** start Provided data **

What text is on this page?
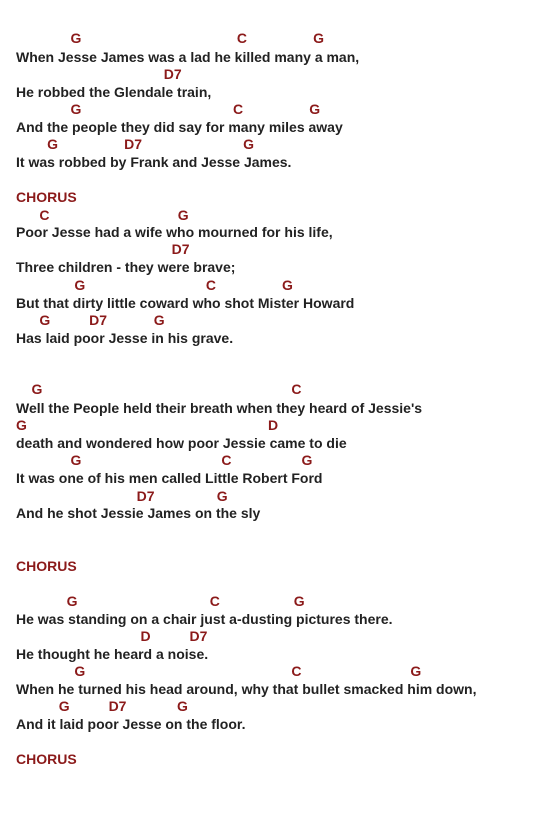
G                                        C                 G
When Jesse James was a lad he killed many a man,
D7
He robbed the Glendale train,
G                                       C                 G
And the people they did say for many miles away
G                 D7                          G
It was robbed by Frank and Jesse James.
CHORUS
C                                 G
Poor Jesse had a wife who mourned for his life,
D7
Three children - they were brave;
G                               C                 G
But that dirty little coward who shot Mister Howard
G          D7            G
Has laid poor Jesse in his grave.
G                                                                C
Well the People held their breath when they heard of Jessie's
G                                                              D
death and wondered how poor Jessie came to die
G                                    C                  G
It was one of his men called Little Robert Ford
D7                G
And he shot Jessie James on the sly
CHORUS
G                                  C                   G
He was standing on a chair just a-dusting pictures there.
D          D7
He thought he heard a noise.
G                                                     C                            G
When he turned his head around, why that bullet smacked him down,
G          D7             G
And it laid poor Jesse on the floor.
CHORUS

** end Provided data **
** start Provided data **

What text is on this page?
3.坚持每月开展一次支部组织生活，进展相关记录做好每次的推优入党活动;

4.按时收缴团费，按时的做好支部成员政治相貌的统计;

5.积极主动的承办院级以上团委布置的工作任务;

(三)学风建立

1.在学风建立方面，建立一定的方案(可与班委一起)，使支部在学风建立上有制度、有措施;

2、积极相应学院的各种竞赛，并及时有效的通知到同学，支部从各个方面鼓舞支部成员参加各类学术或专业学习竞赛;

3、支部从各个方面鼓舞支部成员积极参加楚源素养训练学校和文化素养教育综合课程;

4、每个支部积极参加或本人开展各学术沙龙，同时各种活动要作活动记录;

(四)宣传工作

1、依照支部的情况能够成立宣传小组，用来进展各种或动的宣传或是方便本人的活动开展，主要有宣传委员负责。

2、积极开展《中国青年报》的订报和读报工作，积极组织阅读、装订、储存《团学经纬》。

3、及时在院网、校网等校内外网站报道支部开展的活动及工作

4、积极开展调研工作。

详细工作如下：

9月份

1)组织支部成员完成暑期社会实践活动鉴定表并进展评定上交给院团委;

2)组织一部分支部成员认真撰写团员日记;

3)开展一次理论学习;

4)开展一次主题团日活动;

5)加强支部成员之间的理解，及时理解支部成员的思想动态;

** end Provided data **

* [Given task]: Filter the records for lines holding the string "Jesse". Copy each one.

* [Full solution]:
When Jesse James was a lad he killed many a man,
It was robbed by Frank and Jesse James.
Poor Jesse had a wife who mourned for his life,
Has laid poor Jesse in his grave.
And it laid poor Jesse on the floor.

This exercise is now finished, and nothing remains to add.